Every line that holds "gathering" should be shown.
-.-.-
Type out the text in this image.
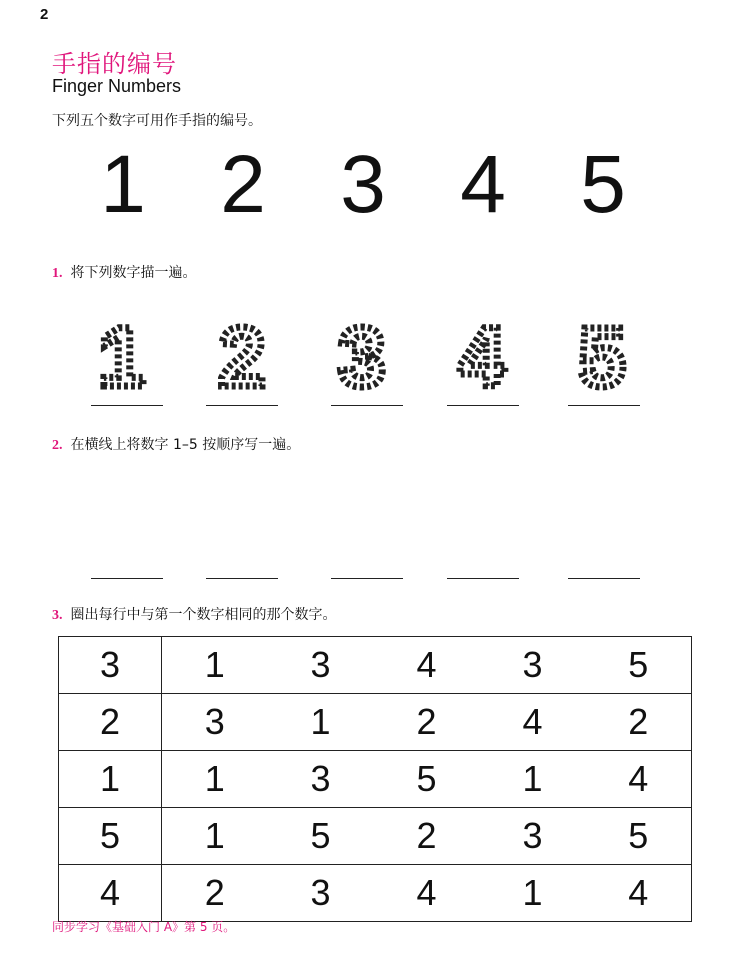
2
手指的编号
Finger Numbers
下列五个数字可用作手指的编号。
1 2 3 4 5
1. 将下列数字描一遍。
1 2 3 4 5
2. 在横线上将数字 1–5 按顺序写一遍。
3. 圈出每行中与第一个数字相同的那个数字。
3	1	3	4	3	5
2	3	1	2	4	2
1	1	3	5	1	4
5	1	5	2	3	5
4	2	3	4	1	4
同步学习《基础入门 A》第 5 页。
-.-.-
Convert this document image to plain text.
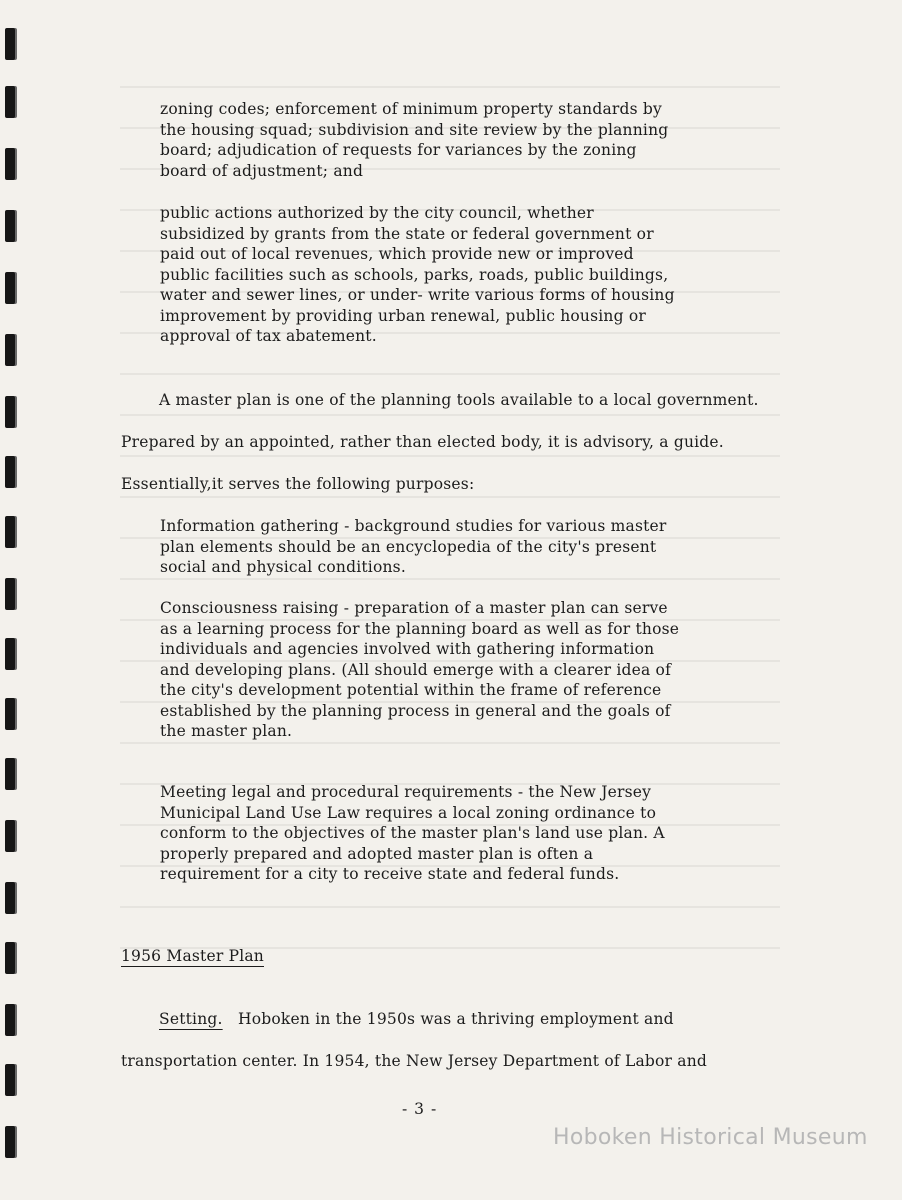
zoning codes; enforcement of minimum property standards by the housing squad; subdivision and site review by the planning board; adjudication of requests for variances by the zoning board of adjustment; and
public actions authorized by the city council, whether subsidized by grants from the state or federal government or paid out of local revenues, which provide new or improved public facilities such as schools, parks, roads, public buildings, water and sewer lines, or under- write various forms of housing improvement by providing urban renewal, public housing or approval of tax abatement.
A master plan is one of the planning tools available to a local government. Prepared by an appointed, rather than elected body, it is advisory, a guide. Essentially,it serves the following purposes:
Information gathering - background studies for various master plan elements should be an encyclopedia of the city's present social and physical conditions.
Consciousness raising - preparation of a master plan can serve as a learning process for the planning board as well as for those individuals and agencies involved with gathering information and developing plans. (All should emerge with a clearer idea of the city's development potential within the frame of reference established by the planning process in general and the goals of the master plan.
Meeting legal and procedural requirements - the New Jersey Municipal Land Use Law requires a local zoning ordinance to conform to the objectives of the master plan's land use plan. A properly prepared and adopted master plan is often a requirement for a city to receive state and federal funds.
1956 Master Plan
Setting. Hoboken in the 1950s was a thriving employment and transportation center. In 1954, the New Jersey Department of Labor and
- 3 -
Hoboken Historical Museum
-.-.-
• Result of this exercise
Information gathering - background studies for various master plan elements should be an encyclopedia of the city's present social and physical conditions.
Consciousness raising - preparation of a master plan can serve as a learning process for the planning board as well as for those individuals and agencies involved with gathering information and developing plans. (All should emerge with a clearer idea of the city's development potential within the frame of reference established by the planning process in general and the goals of the master plan.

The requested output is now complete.